Retype each record shown below, leaving every character as it is.

### Source data
━━━━━━

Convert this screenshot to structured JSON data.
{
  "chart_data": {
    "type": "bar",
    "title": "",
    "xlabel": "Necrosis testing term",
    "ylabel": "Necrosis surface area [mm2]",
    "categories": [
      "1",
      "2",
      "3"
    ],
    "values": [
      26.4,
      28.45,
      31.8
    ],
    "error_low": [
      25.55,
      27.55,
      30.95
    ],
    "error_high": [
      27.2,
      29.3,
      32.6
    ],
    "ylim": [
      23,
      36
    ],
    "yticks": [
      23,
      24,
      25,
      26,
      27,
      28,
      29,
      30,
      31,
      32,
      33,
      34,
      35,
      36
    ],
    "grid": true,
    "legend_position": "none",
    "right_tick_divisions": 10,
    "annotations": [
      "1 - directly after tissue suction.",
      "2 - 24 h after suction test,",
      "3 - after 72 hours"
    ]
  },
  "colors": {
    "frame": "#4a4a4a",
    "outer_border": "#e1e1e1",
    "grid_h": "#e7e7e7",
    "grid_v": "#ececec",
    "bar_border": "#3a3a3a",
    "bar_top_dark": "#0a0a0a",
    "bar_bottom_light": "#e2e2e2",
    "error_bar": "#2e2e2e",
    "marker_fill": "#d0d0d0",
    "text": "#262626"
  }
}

━━━━━━

### Solution below
Convert this screenshot to structured JSON data.
{
  "chart_data": {
    "type": "bar",
    "title": "",
    "xlabel": "Necrosis testing term",
    "ylabel": "Necrosis surface area [mm2]",
    "categories": [
      "1",
      "2",
      "3"
    ],
    "values": [
      26.4,
      28.45,
      31.8
    ],
    "error_low": [
      25.55,
      27.55,
      30.95
    ],
    "error_high": [
      27.2,
      29.3,
      32.6
    ],
    "ylim": [
      23,
      36
    ],
    "yticks": [
      23,
      24,
      25,
      26,
      27,
      28,
      29,
      30,
      31,
      32,
      33,
      34,
      35,
      36
    ],
    "grid": true,
    "legend_position": "none",
    "right_tick_divisions": 10,
    "annotations": [
      "1 - directly after tissue suction.",
      "2 - 24 h after suction test,",
      "3 - after 72 hours"
    ]
  },
  "colors": {
    "frame": "#4a4a4a",
    "outer_border": "#e1e1e1",
    "grid_h": "#e7e7e7",
    "grid_v": "#ececec",
    "bar_border": "#3a3a3a",
    "bar_top_dark": "#0a0a0a",
    "bar_bottom_light": "#e2e2e2",
    "error_bar": "#2e2e2e",
    "marker_fill": "#d0d0d0",
    "text": "#262626"
  }
}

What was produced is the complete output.